— START —
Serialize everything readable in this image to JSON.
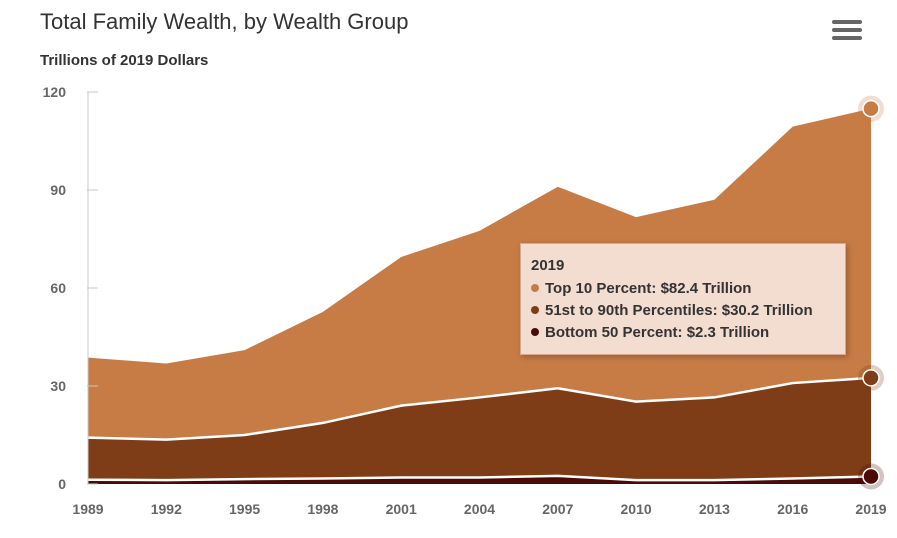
{
  "title": "Total Family Wealth, by Wealth Group",
  "subtitle": "Trillions of 2019 Dollars",
  "menu_icon": "hamburger-menu-icon",
  "chart_data": {
    "type": "area",
    "stacked": true,
    "x": [
      "1989",
      "1992",
      "1995",
      "1998",
      "2001",
      "2004",
      "2007",
      "2010",
      "2013",
      "2016",
      "2019"
    ],
    "ylim": [
      0,
      120
    ],
    "yticks": [
      0,
      30,
      60,
      90,
      120
    ],
    "series": [
      {
        "name": "Bottom 50 Percent",
        "color": "#4a0a06",
        "values": [
          1.3,
          1.2,
          1.5,
          1.7,
          2.0,
          2.0,
          2.5,
          1.2,
          1.2,
          1.7,
          2.3
        ]
      },
      {
        "name": "51st to 90th Percentiles",
        "color": "#7f3d17",
        "values": [
          12.9,
          12.4,
          13.5,
          17.0,
          22.0,
          24.5,
          26.8,
          24.0,
          25.3,
          29.2,
          30.2
        ]
      },
      {
        "name": "Top 10 Percent",
        "color": "#c87c45",
        "values": [
          24.5,
          23.3,
          26.0,
          34.0,
          45.5,
          51.0,
          61.7,
          56.5,
          60.5,
          78.5,
          82.4
        ]
      }
    ]
  },
  "tooltip": {
    "title": "2019",
    "rows": [
      {
        "label": "Top 10 Percent: $82.4 Trillion",
        "color": "#c87c45"
      },
      {
        "label": "51st to 90th Percentiles: $30.2 Trillion",
        "color": "#7f3d17"
      },
      {
        "label": "Bottom 50 Percent: $2.3 Trillion",
        "color": "#4a0a06"
      }
    ]
  }
}
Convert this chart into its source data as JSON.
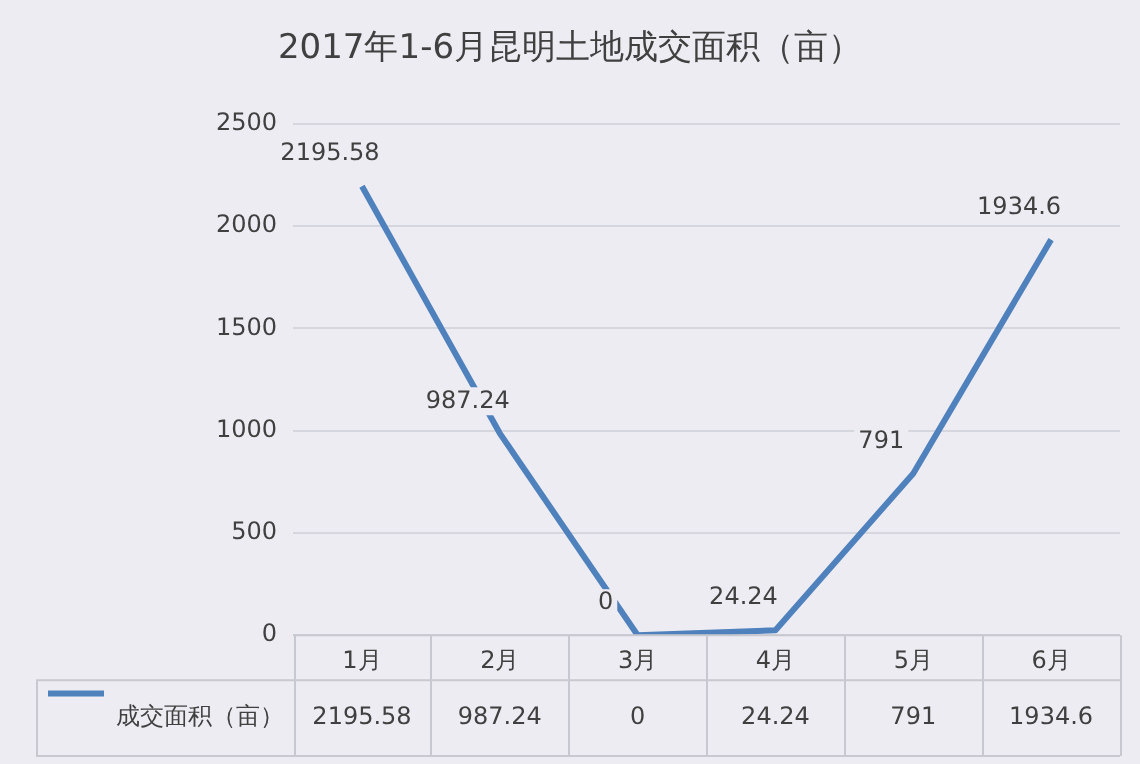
{
  "chart_data": {
    "type": "line",
    "title": "2017年1-6月昆明土地成交面积（亩）",
    "categories": [
      "1月",
      "2月",
      "3月",
      "4月",
      "5月",
      "6月"
    ],
    "series": [
      {
        "name": "成交面积（亩）",
        "color": "#4f81bd",
        "values": [
          2195.58,
          987.24,
          0,
          24.24,
          791,
          1934.6
        ]
      }
    ],
    "annotations": [
      {
        "text": "2195.58",
        "x": "1月",
        "y": 2195.58
      },
      {
        "text": "987.24",
        "x": "2月",
        "y": 987.24
      },
      {
        "text": "0",
        "x": "3月",
        "y": 0
      },
      {
        "text": "24.24",
        "x": "4月",
        "y": 24.24
      },
      {
        "text": "791",
        "x": "5月",
        "y": 791
      },
      {
        "text": "1934.6",
        "x": "6月",
        "y": 1934.6
      }
    ],
    "ylim": [
      0,
      2500
    ],
    "yticks": [
      0,
      500,
      1000,
      1500,
      2000,
      2500
    ],
    "grid": "y",
    "legend": "bottom",
    "data_labels": true,
    "marker": "none"
  }
}
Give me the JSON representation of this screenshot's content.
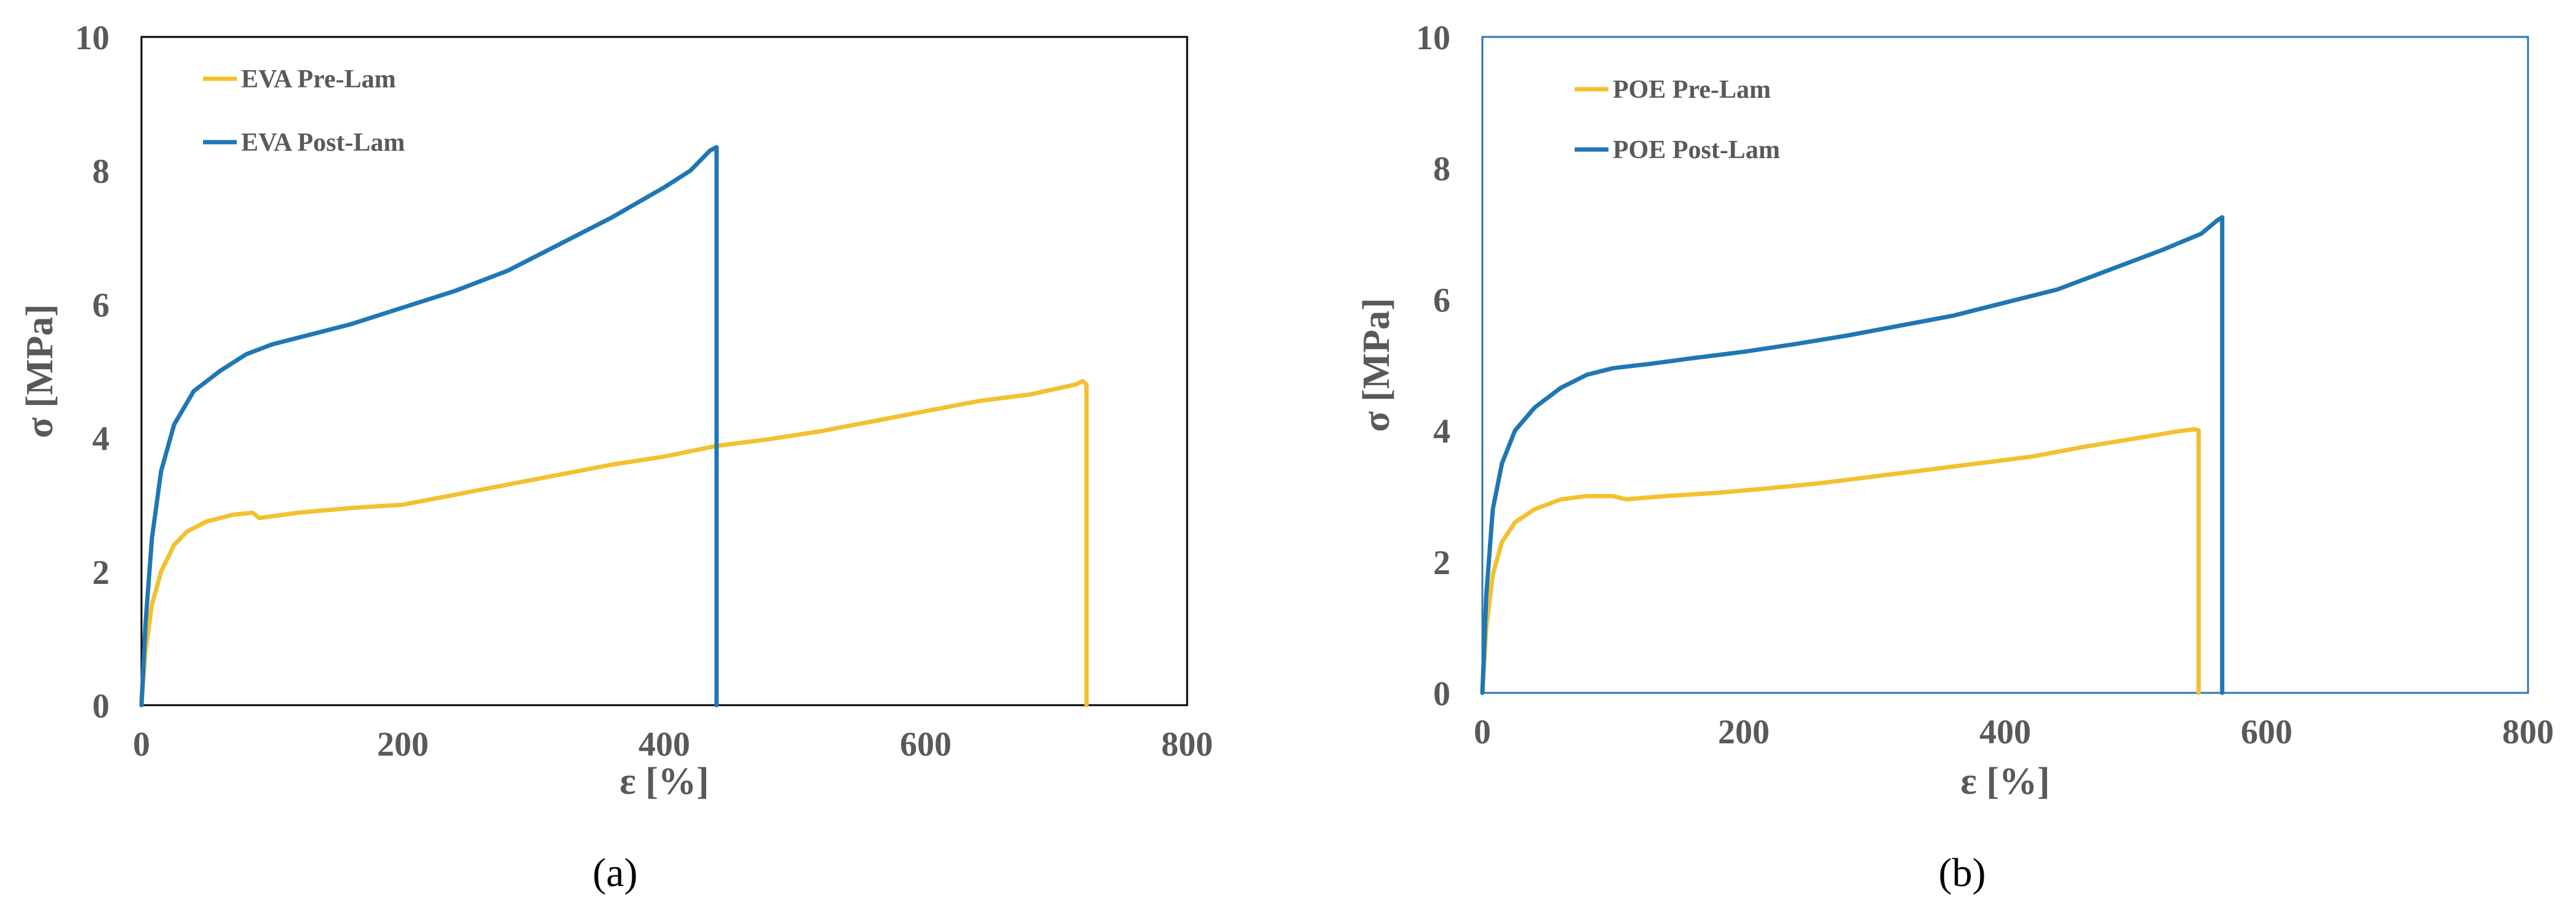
{
  "chart_data": [
    {
      "type": "line",
      "panel": "a",
      "caption": "(a)",
      "title": "",
      "xlabel": "ε [%]",
      "ylabel": "σ [MPa]",
      "xlim": [
        0,
        800
      ],
      "ylim": [
        0,
        10
      ],
      "xticks": [
        0,
        200,
        400,
        600,
        800
      ],
      "yticks": [
        0,
        2,
        4,
        6,
        8,
        10
      ],
      "legend_position": "top-left",
      "frame_color": "#000000",
      "series": [
        {
          "name": "EVA Pre-Lam",
          "color": "#F2C12E",
          "x": [
            0,
            3,
            8,
            15,
            25,
            35,
            50,
            70,
            85,
            90,
            120,
            160,
            200,
            240,
            280,
            320,
            360,
            400,
            440,
            480,
            520,
            560,
            600,
            640,
            680,
            715,
            720,
            723,
            723
          ],
          "y": [
            0,
            0.8,
            1.5,
            2.0,
            2.4,
            2.6,
            2.75,
            2.85,
            2.88,
            2.8,
            2.88,
            2.95,
            3.0,
            3.15,
            3.3,
            3.45,
            3.6,
            3.72,
            3.88,
            3.98,
            4.1,
            4.25,
            4.4,
            4.55,
            4.65,
            4.8,
            4.85,
            4.8,
            0
          ]
        },
        {
          "name": "EVA Post-Lam",
          "color": "#1F77B4",
          "x": [
            0,
            3,
            8,
            15,
            25,
            40,
            60,
            80,
            100,
            130,
            160,
            200,
            240,
            280,
            320,
            360,
            400,
            420,
            435,
            440,
            440
          ],
          "y": [
            0,
            1.2,
            2.5,
            3.5,
            4.2,
            4.7,
            5.0,
            5.25,
            5.4,
            5.55,
            5.7,
            5.95,
            6.2,
            6.5,
            6.9,
            7.3,
            7.75,
            8.0,
            8.3,
            8.35,
            0
          ]
        }
      ]
    },
    {
      "type": "line",
      "panel": "b",
      "caption": "(b)",
      "title": "",
      "xlabel": "ε [%]",
      "ylabel": "σ [MPa]",
      "xlim": [
        0,
        800
      ],
      "ylim": [
        0,
        10
      ],
      "xticks": [
        0,
        200,
        400,
        600,
        800
      ],
      "yticks": [
        0,
        2,
        4,
        6,
        8,
        10
      ],
      "legend_position": "top-left",
      "frame_color": "#2E75B6",
      "series": [
        {
          "name": "POE Pre-Lam",
          "color": "#F2C12E",
          "x": [
            0,
            3,
            8,
            15,
            25,
            40,
            60,
            80,
            100,
            110,
            140,
            180,
            220,
            260,
            300,
            340,
            380,
            420,
            460,
            500,
            530,
            545,
            548,
            548
          ],
          "y": [
            0,
            1.0,
            1.8,
            2.3,
            2.6,
            2.8,
            2.95,
            3.0,
            3.0,
            2.95,
            3.0,
            3.05,
            3.12,
            3.2,
            3.3,
            3.4,
            3.5,
            3.6,
            3.75,
            3.88,
            3.98,
            4.02,
            4.0,
            0
          ]
        },
        {
          "name": "POE Post-Lam",
          "color": "#1F77B4",
          "x": [
            0,
            3,
            8,
            15,
            25,
            40,
            60,
            80,
            100,
            130,
            160,
            200,
            240,
            280,
            320,
            360,
            400,
            440,
            480,
            520,
            550,
            562,
            566,
            566
          ],
          "y": [
            0,
            1.5,
            2.8,
            3.5,
            4.0,
            4.35,
            4.65,
            4.85,
            4.95,
            5.02,
            5.1,
            5.2,
            5.32,
            5.45,
            5.6,
            5.75,
            5.95,
            6.15,
            6.45,
            6.75,
            7.0,
            7.2,
            7.25,
            0
          ]
        }
      ]
    }
  ]
}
— END —
Give only the number of lines in the listing above that include the string "name".

8